▸ Actions to take
1. In the York Meet shopping list thread, why does AndyH expect to sell more than he buys at this York?
2. Carry the York Meet shopping list thread forward from where it stops.

▸ Excerpted passage
************

# York Meet Shopping List



## Guest (Sep 28, 2015)

It is time, if you have not already done it, to put together your York Meet shopping list. 

Our list is not complicated this time. We have a Shell Tanker Truck to pick up from Jack Pearce that he is lighting. We will probably get a few more items form him as well. Other than that, it comes down to what we find that must come home with us. 

*Tell us what is on your York Meet shopping list.*


----------



## laz57 (Sep 19, 2015)

Just looking for the MTH DAP NS 2 pack sleeper cars, Pennsylvania, and Alabama, to finish my DAP set and maybe some illiminator , nada smoke fluid. Other then that not to much.


----------



## Bob Phillips (Nov 25, 2014)

Wanting to meet a lot of members there from here.

Bob P


----------



## Guest (Sep 28, 2015)

*Wanting to meet a lot of members there from here.*



Count on it.


----------



## gunrunnerjohn (Nov 10, 2010)

My shopping list is to meet as many new folks as I can in the time allotted. 

I don't have anything specific on my list right now, I need to make room for anything new.


----------



## AndyH (Sep 21, 2015)

Due to a recent flood of preorders coming in, this York I am looking to sell more than I buy, but I will still be on the lookout for any of the 10 or so MTH Premier NS Heritage High Cubes that I am missing, and certain K-Line aluminum hoppers, if I can find them at a good price.

In any case, I will probably find something that I never knew that I wanted. It seems to happen every York whether I want it to or not. 

Andy


----------



## Guest (Sep 28, 2015)

Andy, we will look you up in the Blue Hall.


----------



## Yellowstone Special (Jun 23, 2015)

Well, I _*would like*_ to pick up a few things that I don't know I need yet. And especially to *meet the good folks on this forum in person, who will be there.*

Oh, that's right. I'm way out west and won't be going. Maybe someday.


----------



## TGP (Sep 6, 2015)

this is the ALASKA RR , vooodoooo warrior, I sware I saw one of those
2 superliners ,in the driveway shedding a tear for their brothers and sisters,!!!!!!!!!!!!


----------



## Chris Lonero (Sep 13, 2015)

Nothing I'm planing on. I'll stop by mega steam and pick up a couple of products from Jeb and maybe a couple of parts I need at MTH but not looking for anything in particular.


----------



## 86TA355SR (Feb 27, 2015)

Chris, 
I know _THAT_ plan...usually falls apart quickly! HAHA.

If I could go to York, I'd probably not go. I've done enough 'damage' this past year!


----------



## rboatertoo (Aug 5, 2015)

************

▸ Entries supplied
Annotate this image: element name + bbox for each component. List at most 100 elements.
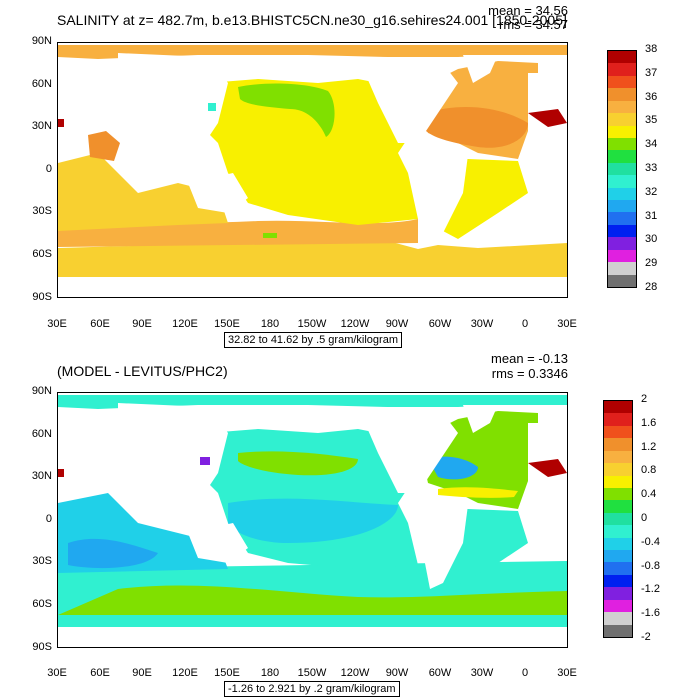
top-footnote: 32.82 to 41.62 by .5 gram/kilogram [224, 332, 402, 348]
bottom-map-svg [58, 393, 567, 647]
top-colorbar-label: 37 [645, 66, 658, 79]
bottom-colorbar-swatch [604, 562, 632, 575]
bottom-lon-label: 30E [557, 667, 577, 679]
top-colorbar-swatch [608, 125, 636, 138]
top-colorbar-labels: 38 37 36 35 34 33 32 31 30 29 28 [645, 43, 685, 294]
bottom-colorbar-label: -0.8 [641, 559, 660, 572]
top-asia [118, 53, 228, 153]
top-australia [188, 173, 248, 213]
bottom-colorbar-swatch [604, 463, 632, 476]
bottom-lon-label: 30W [470, 667, 494, 679]
top-green-patch [263, 233, 277, 238]
top-europe-africa [520, 73, 567, 193]
bottom-colorbar-label: -0.4 [641, 535, 660, 548]
bottom-colorbar-swatch [604, 512, 632, 526]
bottom-lon-label: 30E [47, 667, 67, 679]
top-map-plot [57, 42, 568, 298]
top-colorbar-swatch [608, 200, 636, 213]
top-colorbar-swatch [608, 88, 636, 101]
top-colorbar-swatch [608, 51, 636, 64]
bottom-colorbar-swatch [604, 450, 632, 464]
top-lon-axis: 30E 60E 90E 120E 150E 180 150W 120W 90W … [0, 318, 700, 332]
top-greenland [463, 55, 498, 83]
top-lon-label: 120E [172, 318, 198, 330]
bottom-colorbar-label: -2 [641, 631, 651, 643]
top-colorbar-swatch [608, 150, 636, 163]
bottom-southern-green [58, 585, 567, 615]
top-lat-90n: 90N [31, 35, 52, 47]
bottom-arctic [58, 395, 567, 409]
top-lat-60s: 60S [32, 248, 52, 260]
bottom-lon-label: 60E [90, 667, 110, 679]
top-colorbar-swatch [608, 100, 636, 114]
top-africa [58, 73, 118, 143]
top-lon-label: 90W [385, 318, 409, 330]
top-rms: rms = 34.57 [498, 17, 568, 32]
top-lon-label: 0 [521, 318, 529, 330]
bottom-med-patch [528, 459, 567, 477]
bottom-map-plot [57, 392, 568, 648]
bottom-colorbar-swatch [604, 413, 632, 426]
bottom-mean: mean = -0.13 [491, 351, 568, 366]
top-namerica [358, 57, 458, 143]
top-pacific [198, 79, 418, 225]
top-colorbar-swatch [608, 63, 636, 76]
bottom-colorbar-label: 2 [641, 393, 648, 405]
bottom-europe-africa [520, 423, 567, 543]
top-colorbar-swatch [608, 113, 636, 126]
top-colorbar-label: 30 [645, 233, 658, 246]
bottom-lat-90n: 90N [31, 385, 52, 397]
bottom-lon-label: 90W [385, 667, 409, 679]
bottom-colorbar-swatch [604, 425, 632, 439]
top-arctic [58, 45, 567, 59]
bottom-colorbar-swatch [604, 574, 632, 588]
top-lon-label: 30E [47, 318, 67, 330]
bottom-colorbar-label: -1.6 [641, 607, 660, 620]
bottom-lon-label: 150W [297, 667, 327, 679]
bottom-greenland [463, 405, 498, 433]
bottom-redsea-patch [58, 469, 64, 477]
top-colorbar-label: 33 [645, 162, 658, 174]
bottom-africa [58, 423, 118, 493]
bottom-colorbar-swatch [604, 475, 632, 488]
bottom-footnote: -1.26 to 2.921 by .2 gram/kilogram [224, 681, 400, 697]
bottom-colorbar-swatch [604, 550, 632, 563]
bottom-lat-30n: 30N [31, 470, 52, 482]
bottom-colorbar-label: 1.6 [641, 416, 657, 429]
top-lon-label: 30E [557, 318, 577, 330]
top-lon-label: 180 [260, 318, 280, 330]
bottom-colorbar-swatch [604, 401, 632, 414]
top-colorbar-label: 36 [645, 90, 658, 103]
bottom-purple-patch [200, 457, 210, 465]
bottom-colorbar-label: 0.4 [641, 488, 657, 501]
bottom-namerica [358, 407, 458, 493]
top-colorbar-label: 31 [645, 209, 658, 222]
bottom-colorbar-label: 1.2 [641, 440, 657, 453]
bottom-colorbar-swatch [604, 438, 632, 451]
bottom-colorbar-swatch [604, 500, 632, 513]
bottom-lon-label: 180 [260, 667, 280, 679]
bottom-lon-label: 0 [521, 667, 529, 679]
top-southern-ocean [58, 239, 567, 277]
bottom-colorbar-swatch [604, 587, 632, 600]
bottom-colorbar-swatch [604, 537, 632, 551]
top-colorbar-swatch [608, 137, 636, 151]
top-colorbar-swatch [608, 162, 636, 176]
top-lon-label: 90E [132, 318, 152, 330]
top-colorbar [607, 50, 637, 288]
top-lon-label: 150E [214, 318, 240, 330]
top-lon-label: 60W [428, 318, 452, 330]
top-colorbar-swatch [608, 249, 636, 263]
bottom-colorbar-stack [604, 401, 632, 638]
bottom-atlantic-yellow [438, 487, 518, 498]
top-antarctica [58, 277, 567, 297]
top-lat-90s: 90S [32, 291, 52, 303]
top-pacific-green [238, 83, 335, 137]
top-lon-label: 30W [470, 318, 494, 330]
bottom-colorbar-swatch [604, 612, 632, 625]
top-colorbar-label: 29 [645, 257, 658, 270]
bottom-colorbar-label: -1.2 [641, 583, 660, 596]
top-cyan-patch [208, 103, 216, 111]
top-colorbar-label: 28 [645, 281, 658, 293]
top-lat-30s: 30S [32, 205, 52, 217]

************

▸ Responses
1. AndyH expects to sell more than he buys because a recent flood of preorders has been coming in.

2.
My list is mainly k-line passenger cars:
K-4610C	Baltimore & Ohio "The Columbian" 21" 2-PAC	
K-4610D	B&O 21" Aluminum Passenger 2-PAC	
K-4610E	B&O 21" Aluminum Passenger 2-PAC	
K-4620C	C&NW "The 400" 21" Bi-Level 4-PAC	
K-4620E	C&NW 21" "The 400" Gallery Car 2-PAC	
K-4633B	GN Empire Builder 21" 6-PAC	
K-4633C	GN Empire Builder 21" 4-PAC
K-4636H	Tri-Rail 21" Bombardier Commuter Car 4-PAC	
K-4642B	Metra 21" Bi-Level 4-PAC	
K-4650C	NP "North Coast Ltd." 21" Passenger Car 2-PAC
K-4670L	NYC Empire State Express 21" 6-PAC	
K-4670M	NYC Empire State Express 21" 4-PAC
K-4688E	SP Daylight 21" 6-PAC	
K-4688F	SP Daylight 21" 4-PAC
K-4690C	Union Pacific "City of Los Angeles" 21" Passenger Car 3-PAC	
K-4690D	UP "City of Los Angeles" 21" 2-PAC

Okay maybe I should have said any k-line 21 passenger. LOL If I find just one I'll be happy, if I find them all I wouldn't be eating for a month!!!!! If you know anyone who would be interested in selling one of those, please contact me!! Email in profile.


----------



## AndyH (Sep 21, 2015)

Passenger Train Collector said:


> Andy, we will look you up in the Blue Hall.


Looking forward to it, Brian. 

Andy


----------



## laz57 (Sep 19, 2015)

Chris Lonero said:


> Nothing I'm planing on. I'll stop by mega steam and pick up a couple of products from Jeb and maybe a couple of parts I need at MTH but not looking for anything in particular.


Hi CHRIS,
Does MTH have traction tires at their booth in the Orange Hall?


----------



## Traindiesel (Sep 8, 2015)

I've learned that the York Meet is too dangerous to bring a 'want' list! If you stick to finding and buying what's on your list, you run the risk of running out of allotted funds to get those train items that jump out of nowhere that are not on the list.

My 'want' list is mostly of items I skipped pre-ordering, mostly because of volume. But there are many times I planned to go just for the social aspect of the Meet and came home with a minivan full of trains!

At the York Meet, you don't look for the trains, the trains find you!


----------



## Traindiesel (Sep 8, 2015)

Laz, MTH traction tires are sold at the MTH Parts and Service booth. The location at April's Meet was CC 07.

April's Orange Hall Dealer List


----------



## Guest (Sep 28, 2015)

Jim. now that is what a call a "*shopping list"*. Can't beat those K-Lines . Hope you find them all.


----------



## rboatertoo (Aug 5, 2015)

If I find all those I might have to rent a u haul


----------



## Chris Lonero (Sep 13, 2015)

Traindiesel said:


> Laz, MTH traction tires are sold at the MTH Parts and Service booth. The location at April's Meet was CC 07.
> 
> April's Orange Hall Dealer List


Yes they have a good selection of parts including traction tires and bulbs.


----------



## laz57 (Sep 19, 2015)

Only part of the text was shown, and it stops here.